* [YOUR INSTRUCTIONS]
Set down the material below in full, matching it exactly.

* [RECORD EXTRACTS]
____

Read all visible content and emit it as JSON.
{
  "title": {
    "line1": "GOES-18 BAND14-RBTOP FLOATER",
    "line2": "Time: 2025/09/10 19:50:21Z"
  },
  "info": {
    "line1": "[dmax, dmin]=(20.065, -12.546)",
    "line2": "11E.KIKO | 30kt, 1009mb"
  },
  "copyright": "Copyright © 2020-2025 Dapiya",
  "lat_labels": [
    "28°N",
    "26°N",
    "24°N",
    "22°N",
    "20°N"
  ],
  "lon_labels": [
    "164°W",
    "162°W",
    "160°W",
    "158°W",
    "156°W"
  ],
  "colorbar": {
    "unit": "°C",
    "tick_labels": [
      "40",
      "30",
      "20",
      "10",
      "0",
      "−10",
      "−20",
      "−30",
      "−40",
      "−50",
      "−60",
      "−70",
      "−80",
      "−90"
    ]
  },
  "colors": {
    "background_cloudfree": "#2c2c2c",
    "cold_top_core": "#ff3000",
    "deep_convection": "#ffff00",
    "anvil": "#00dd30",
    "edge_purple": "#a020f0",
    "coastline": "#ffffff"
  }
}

____

* [EXERCISE SOLUTION]
Read all visible content and emit it as JSON.
{
  "title": {
    "line1": "GOES-18 BAND14-RBTOP FLOATER",
    "line2": "Time: 2025/09/10 19:50:21Z"
  },
  "info": {
    "line1": "[dmax, dmin]=(20.065, -12.546)",
    "line2": "11E.KIKO | 30kt, 1009mb"
  },
  "copyright": "Copyright © 2020-2025 Dapiya",
  "lat_labels": [
    "28°N",
    "26°N",
    "24°N",
    "22°N",
    "20°N"
  ],
  "lon_labels": [
    "164°W",
    "162°W",
    "160°W",
    "158°W",
    "156°W"
  ],
  "colorbar": {
    "unit": "°C",
    "tick_labels": [
      "40",
      "30",
      "20",
      "10",
      "0",
      "−10",
      "−20",
      "−30",
      "−40",
      "−50",
      "−60",
      "−70",
      "−80",
      "−90"
    ]
  },
  "colors": {
    "background_cloudfree": "#2c2c2c",
    "cold_top_core": "#ff3000",
    "deep_convection": "#ffff00",
    "anvil": "#00dd30",
    "edge_purple": "#a020f0",
    "coastline": "#ffffff"
  }
}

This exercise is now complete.